• _Given instruction_
Each line that holds the word "Khổng" is to be identified and copied.

• _Data to use_
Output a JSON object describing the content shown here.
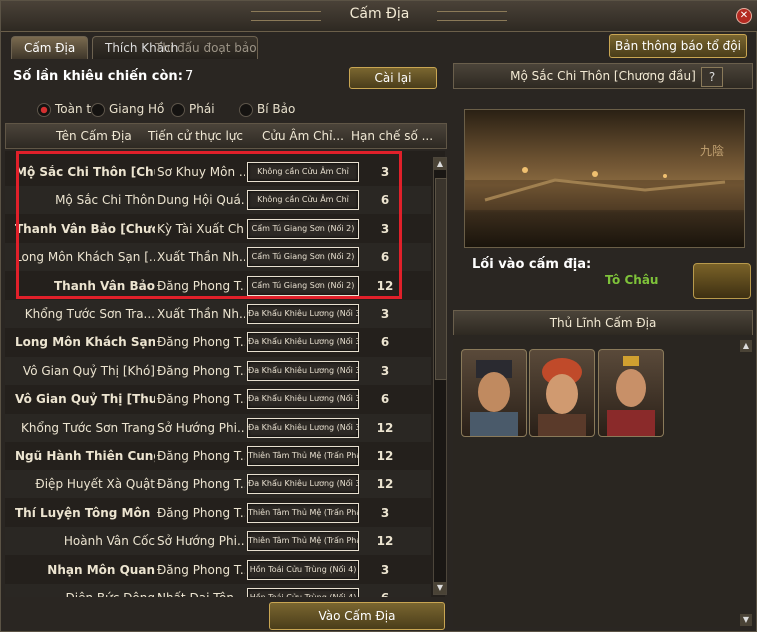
{
  "window": {
    "title": "Cấm Địa",
    "close_icon": "close-icon"
  },
  "tabs": [
    {
      "label": "Cấm Địa",
      "active": true
    },
    {
      "label": "Thích Khách",
      "active": false,
      "ghost_text": "Thi đấu đoạt bảo"
    }
  ],
  "team_notice_button": "Bản thông báo tổ đội",
  "challenge": {
    "label": "Số lần khiêu chiến còn:",
    "value": "7",
    "reset_button": "Cài lại"
  },
  "filters": [
    {
      "label": "Toàn t",
      "selected": true
    },
    {
      "label": "Giang Hồ",
      "selected": false
    },
    {
      "label": "Phái",
      "selected": false
    },
    {
      "label": "Bí Bảo",
      "selected": false
    }
  ],
  "table": {
    "headers": [
      "Tên Cấm Địa",
      "Tiến cử thực lực",
      "Cửu Âm Chỉ...",
      "Hạn chế số ..."
    ],
    "rows": [
      {
        "name": "Mộ Sắc Chi Thôn [Chư...",
        "power": "Sơ Khuy Môn ...",
        "req": "Không cần Cửu Âm Chỉ",
        "limit": "3",
        "bold": true
      },
      {
        "name": "Mộ Sắc Chi Thôn",
        "power": "Dung Hội Quá...",
        "req": "Không cần Cửu Âm Chỉ",
        "limit": "6",
        "bold": false
      },
      {
        "name": "Thanh Vân Bảo [Chươ...",
        "power": "Kỳ Tài Xuất Ch...",
        "req": "Cẩm Tú Giang Sơn (Nối 2)",
        "limit": "3",
        "bold": true
      },
      {
        "name": "Long Môn Khách Sạn [...",
        "power": "Xuất Thần Nh...",
        "req": "Cẩm Tú Giang Sơn (Nối 2)",
        "limit": "6",
        "bold": false
      },
      {
        "name": "Thanh Vân Bảo",
        "power": "Đăng Phong T...",
        "req": "Cẩm Tú Giang Sơn (Nối 2)",
        "limit": "12",
        "bold": true
      },
      {
        "name": "Khổng Tước Sơn Tra...",
        "power": "Xuất Thần Nh...",
        "req": "Đa Khẩu Khiêu Lương (Nối 3)",
        "limit": "3",
        "bold": false
      },
      {
        "name": "Long Môn Khách Sạn",
        "power": "Đăng Phong T...",
        "req": "Đa Khẩu Khiêu Lương (Nối 3)",
        "limit": "6",
        "bold": true
      },
      {
        "name": "Vô Gian Quỷ Thị [Khó]",
        "power": "Đăng Phong T...",
        "req": "Đa Khẩu Khiêu Lương (Nối 3)",
        "limit": "3",
        "bold": false
      },
      {
        "name": "Vô Gian Quỷ Thị [Thư...",
        "power": "Đăng Phong T...",
        "req": "Đa Khẩu Khiêu Lương (Nối 3)",
        "limit": "6",
        "bold": true
      },
      {
        "name": "Khổng Tước Sơn Trang",
        "power": "Sở Hướng Phi...",
        "req": "Đa Khẩu Khiêu Lương (Nối 3)",
        "limit": "12",
        "bold": false
      },
      {
        "name": "Ngũ Hành Thiên Cung",
        "power": "Đăng Phong T...",
        "req": "Thiên Tâm Thủ Mệ (Trấn Phái)",
        "limit": "12",
        "bold": true
      },
      {
        "name": "Điệp Huyết Xà Quật",
        "power": "Đăng Phong T...",
        "req": "Đa Khẩu Khiêu Lương (Nối 3)",
        "limit": "12",
        "bold": false
      },
      {
        "name": "Thí Luyện Tông Môn [T...",
        "power": "Đăng Phong T...",
        "req": "Thiên Tâm Thủ Mệ (Trấn Phái)",
        "limit": "3",
        "bold": true
      },
      {
        "name": "Hoành Vân Cốc",
        "power": "Sở Hướng Phi...",
        "req": "Thiên Tâm Thủ Mệ (Trấn Phái)",
        "limit": "12",
        "bold": false
      },
      {
        "name": "Nhạn Môn Quan",
        "power": "Đăng Phong T...",
        "req": "Hồn Toái Cửu Trùng (Nối 4)",
        "limit": "3",
        "bold": true
      },
      {
        "name": "Điện Bức Động",
        "power": "Nhất Đại Tôn...",
        "req": "Hồn Toái Cửu Trùng (Nối 4)",
        "limit": "6",
        "bold": false
      }
    ]
  },
  "enter_button": "Vào Cấm Địa",
  "detail": {
    "title": "Mộ Sắc Chi Thôn [Chương đầu]",
    "help_icon": "question-icon",
    "entry_label": "Lối vào cấm địa:",
    "entry_value": "Tô Châu"
  },
  "leaders": {
    "title": "Thủ Lĩnh Cấm Địa",
    "portraits": [
      "leader-1",
      "leader-2",
      "leader-3"
    ]
  }
}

• _Worked answer_
        "name": "Khổng Tước Sơn Tra...",
        "name": "Khổng Tước Sơn Trang",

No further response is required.